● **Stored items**
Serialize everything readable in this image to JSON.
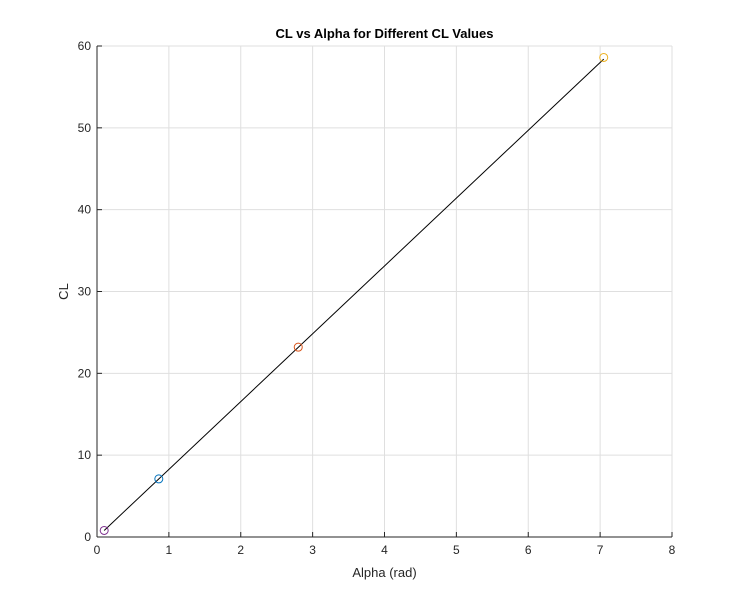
{
  "chart_data": {
    "type": "line",
    "title": "CL vs Alpha for Different CL Values",
    "xlabel": "Alpha (rad)",
    "ylabel": "CL",
    "xlim": [
      0,
      8
    ],
    "ylim": [
      0,
      60
    ],
    "xticks": [
      0,
      1,
      2,
      3,
      4,
      5,
      6,
      7,
      8
    ],
    "yticks": [
      0,
      10,
      20,
      30,
      40,
      50,
      60
    ],
    "grid": true,
    "line": {
      "color": "#000000",
      "x": [
        0.1,
        7.05
      ],
      "y": [
        0.8,
        58.4
      ]
    },
    "points": [
      {
        "x": 0.1,
        "y": 0.8,
        "color": "#7E2F8E"
      },
      {
        "x": 0.86,
        "y": 7.1,
        "color": "#0072BD"
      },
      {
        "x": 2.8,
        "y": 23.2,
        "color": "#D95319"
      },
      {
        "x": 7.05,
        "y": 58.6,
        "color": "#EDB120"
      }
    ]
  }
}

● **Aim**
Write out every line of the data that holds the word "color".

● **Correct answer**
      "color": "#000000",
        "color": "#7E2F8E"
        "color": "#0072BD"
        "color": "#D95319"
        "color": "#EDB120"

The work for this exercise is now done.